[Data listing]
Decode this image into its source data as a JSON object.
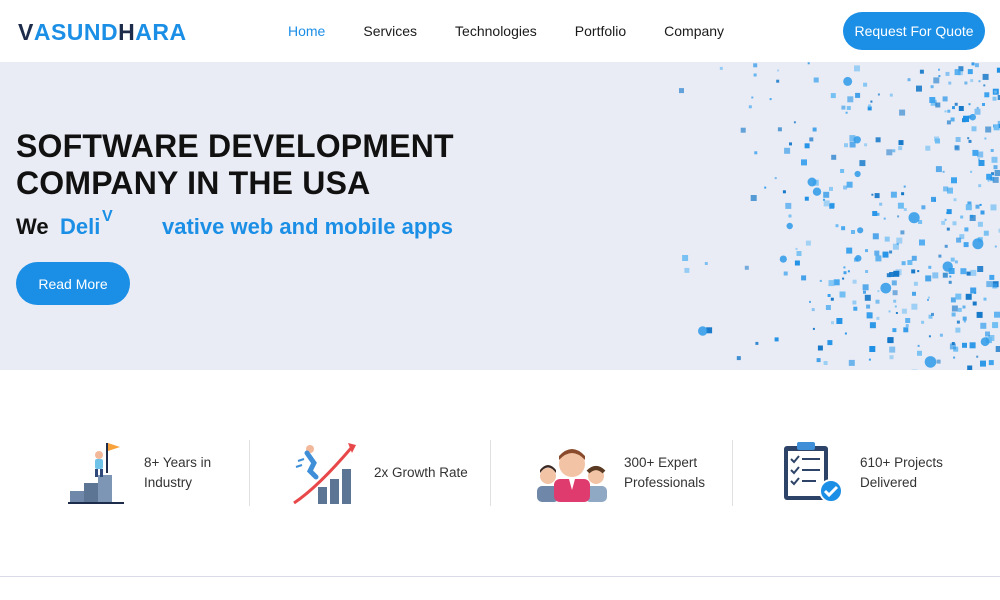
{
  "header": {
    "logo": {
      "part1": "V",
      "part2": "ASUND",
      "part3": "H",
      "part4": "ARA"
    },
    "nav": [
      "Home",
      "Services",
      "Technologies",
      "Portfolio",
      "Company"
    ],
    "active_nav": "Home",
    "quote_label": "Request For Quote"
  },
  "hero": {
    "title_line1": "SOFTWARE DEVELOPMENT",
    "title_line2": "COMPANY IN THE USA",
    "sub_we": "We",
    "sub_typed": "Deli",
    "sub_cursor": "V",
    "sub_rest": "vative web and mobile apps",
    "read_more_label": "Read More"
  },
  "stats": [
    {
      "line1": "8+ Years in",
      "line2": "Industry",
      "icon": "years-icon"
    },
    {
      "line1": "2x Growth Rate",
      "line2": "",
      "icon": "growth-icon"
    },
    {
      "line1": "300+ Expert",
      "line2": "Professionals",
      "icon": "team-icon"
    },
    {
      "line1": "610+ Projects",
      "line2": "Delivered",
      "icon": "projects-icon"
    }
  ],
  "colors": {
    "accent": "#1b8fe6",
    "hero_bg": "#eaecf5",
    "dark": "#1d2c4a"
  }
}
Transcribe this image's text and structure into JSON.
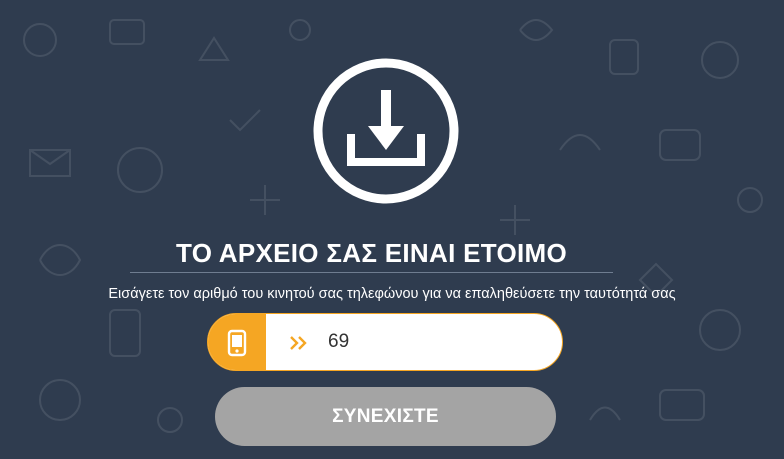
{
  "hero": {
    "icon": "download-icon",
    "title": "ΤΟ ΑΡΧΕΙΟ ΣΑΣ ΕΙΝΑΙ ΕΤΟΙΜΟ",
    "subtitle": "Εισάγετε τον αριθμό του κινητού σας τηλεφώνου για να επαληθεύσετε την ταυτότητά σας"
  },
  "phone_field": {
    "icon": "mobile-phone-icon",
    "prefix_icon": "double-chevron-right-icon",
    "value": "69"
  },
  "continue_button": {
    "label": "ΣΥΝΕΧΙΣΤΕ"
  },
  "colors": {
    "background": "#2f3c4f",
    "accent": "#f5a623",
    "button_disabled": "#a4a4a4",
    "text": "#ffffff"
  }
}
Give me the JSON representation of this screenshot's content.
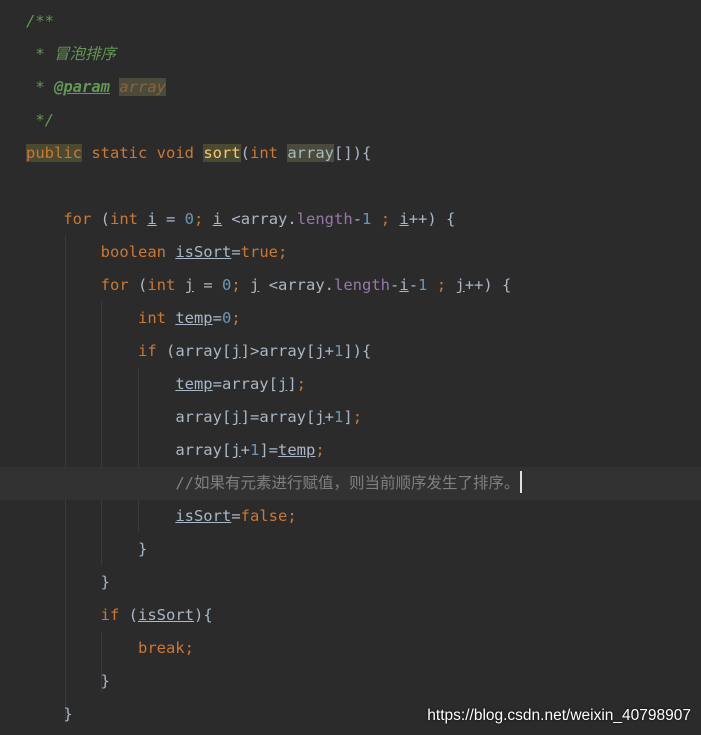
{
  "watermark": "https://blog.csdn.net/weixin_40798907",
  "lines": [
    [
      {
        "t": "/**",
        "c": "doc"
      }
    ],
    [
      {
        "t": " * 冒泡排序",
        "c": "doc"
      }
    ],
    [
      {
        "t": " * ",
        "c": "doc"
      },
      {
        "t": "@param",
        "c": "tag"
      },
      {
        "t": " ",
        "c": "doc"
      },
      {
        "t": "array",
        "c": "param hl-arr"
      }
    ],
    [
      {
        "t": " */",
        "c": "doc"
      }
    ],
    [
      {
        "t": "public",
        "c": "kw hl"
      },
      {
        "t": " static void ",
        "c": "kw"
      },
      {
        "t": "sort",
        "c": "fn hl"
      },
      {
        "t": "(",
        "c": "plain"
      },
      {
        "t": "int ",
        "c": "kw"
      },
      {
        "t": "array",
        "c": "plain hl-arr"
      },
      {
        "t": "[]){",
        "c": "plain"
      }
    ],
    [],
    [
      {
        "t": "    ",
        "c": "plain"
      },
      {
        "t": "for ",
        "c": "kw"
      },
      {
        "t": "(",
        "c": "plain"
      },
      {
        "t": "int ",
        "c": "kw"
      },
      {
        "t": "i",
        "c": "var"
      },
      {
        "t": " = ",
        "c": "plain"
      },
      {
        "t": "0",
        "c": "num"
      },
      {
        "t": "; ",
        "c": "kw"
      },
      {
        "t": "i",
        "c": "var"
      },
      {
        "t": " <array.",
        "c": "plain"
      },
      {
        "t": "length",
        "c": "field"
      },
      {
        "t": "-",
        "c": "plain"
      },
      {
        "t": "1",
        "c": "num"
      },
      {
        "t": " ; ",
        "c": "kw"
      },
      {
        "t": "i",
        "c": "var"
      },
      {
        "t": "++) {",
        "c": "plain"
      }
    ],
    [
      {
        "t": "        ",
        "c": "plain"
      },
      {
        "t": "boolean ",
        "c": "kw"
      },
      {
        "t": "isSort",
        "c": "var"
      },
      {
        "t": "=",
        "c": "plain"
      },
      {
        "t": "true",
        "c": "kw"
      },
      {
        "t": ";",
        "c": "kw"
      }
    ],
    [
      {
        "t": "        ",
        "c": "plain"
      },
      {
        "t": "for ",
        "c": "kw"
      },
      {
        "t": "(",
        "c": "plain"
      },
      {
        "t": "int ",
        "c": "kw"
      },
      {
        "t": "j",
        "c": "var"
      },
      {
        "t": " = ",
        "c": "plain"
      },
      {
        "t": "0",
        "c": "num"
      },
      {
        "t": "; ",
        "c": "kw"
      },
      {
        "t": "j",
        "c": "var"
      },
      {
        "t": " <array.",
        "c": "plain"
      },
      {
        "t": "length",
        "c": "field"
      },
      {
        "t": "-",
        "c": "plain"
      },
      {
        "t": "i",
        "c": "var"
      },
      {
        "t": "-",
        "c": "plain"
      },
      {
        "t": "1",
        "c": "num"
      },
      {
        "t": " ; ",
        "c": "kw"
      },
      {
        "t": "j",
        "c": "var"
      },
      {
        "t": "++) {",
        "c": "plain"
      }
    ],
    [
      {
        "t": "            ",
        "c": "plain"
      },
      {
        "t": "int ",
        "c": "kw"
      },
      {
        "t": "temp",
        "c": "var"
      },
      {
        "t": "=",
        "c": "plain"
      },
      {
        "t": "0",
        "c": "num"
      },
      {
        "t": ";",
        "c": "kw"
      }
    ],
    [
      {
        "t": "            ",
        "c": "plain"
      },
      {
        "t": "if ",
        "c": "kw"
      },
      {
        "t": "(array[",
        "c": "plain"
      },
      {
        "t": "j",
        "c": "var"
      },
      {
        "t": "]>array[",
        "c": "plain"
      },
      {
        "t": "j",
        "c": "var"
      },
      {
        "t": "+",
        "c": "plain"
      },
      {
        "t": "1",
        "c": "num"
      },
      {
        "t": "]){",
        "c": "plain"
      }
    ],
    [
      {
        "t": "                ",
        "c": "plain"
      },
      {
        "t": "temp",
        "c": "var"
      },
      {
        "t": "=array[",
        "c": "plain"
      },
      {
        "t": "j",
        "c": "var"
      },
      {
        "t": "]",
        "c": "plain"
      },
      {
        "t": ";",
        "c": "kw"
      }
    ],
    [
      {
        "t": "                ",
        "c": "plain"
      },
      {
        "t": "array[",
        "c": "plain"
      },
      {
        "t": "j",
        "c": "var"
      },
      {
        "t": "]=array[",
        "c": "plain"
      },
      {
        "t": "j",
        "c": "var"
      },
      {
        "t": "+",
        "c": "plain"
      },
      {
        "t": "1",
        "c": "num"
      },
      {
        "t": "]",
        "c": "plain"
      },
      {
        "t": ";",
        "c": "kw"
      }
    ],
    [
      {
        "t": "                ",
        "c": "plain"
      },
      {
        "t": "array[",
        "c": "plain"
      },
      {
        "t": "j",
        "c": "var"
      },
      {
        "t": "+",
        "c": "plain"
      },
      {
        "t": "1",
        "c": "num"
      },
      {
        "t": "]=",
        "c": "plain"
      },
      {
        "t": "temp",
        "c": "var"
      },
      {
        "t": ";",
        "c": "kw"
      }
    ],
    [
      {
        "t": "                ",
        "c": "plain"
      },
      {
        "t": "//如果有元素进行赋值，则当前顺序发生了排序。",
        "c": "comment"
      }
    ],
    [
      {
        "t": "                ",
        "c": "plain"
      },
      {
        "t": "isSort",
        "c": "var"
      },
      {
        "t": "=",
        "c": "plain"
      },
      {
        "t": "false",
        "c": "kw"
      },
      {
        "t": ";",
        "c": "kw"
      }
    ],
    [
      {
        "t": "            }",
        "c": "plain"
      }
    ],
    [
      {
        "t": "        }",
        "c": "plain"
      }
    ],
    [
      {
        "t": "        ",
        "c": "plain"
      },
      {
        "t": "if ",
        "c": "kw"
      },
      {
        "t": "(",
        "c": "plain"
      },
      {
        "t": "isSort",
        "c": "var"
      },
      {
        "t": "){",
        "c": "plain"
      }
    ],
    [
      {
        "t": "            ",
        "c": "plain"
      },
      {
        "t": "break",
        "c": "kw"
      },
      {
        "t": ";",
        "c": "kw"
      }
    ],
    [
      {
        "t": "        }",
        "c": "plain"
      }
    ],
    [
      {
        "t": "    }",
        "c": "plain"
      }
    ]
  ]
}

__TO BE DONE__.
Count the lines above that contain the word "text", and give only that number.

__COMPLETE RESPONSE__.
2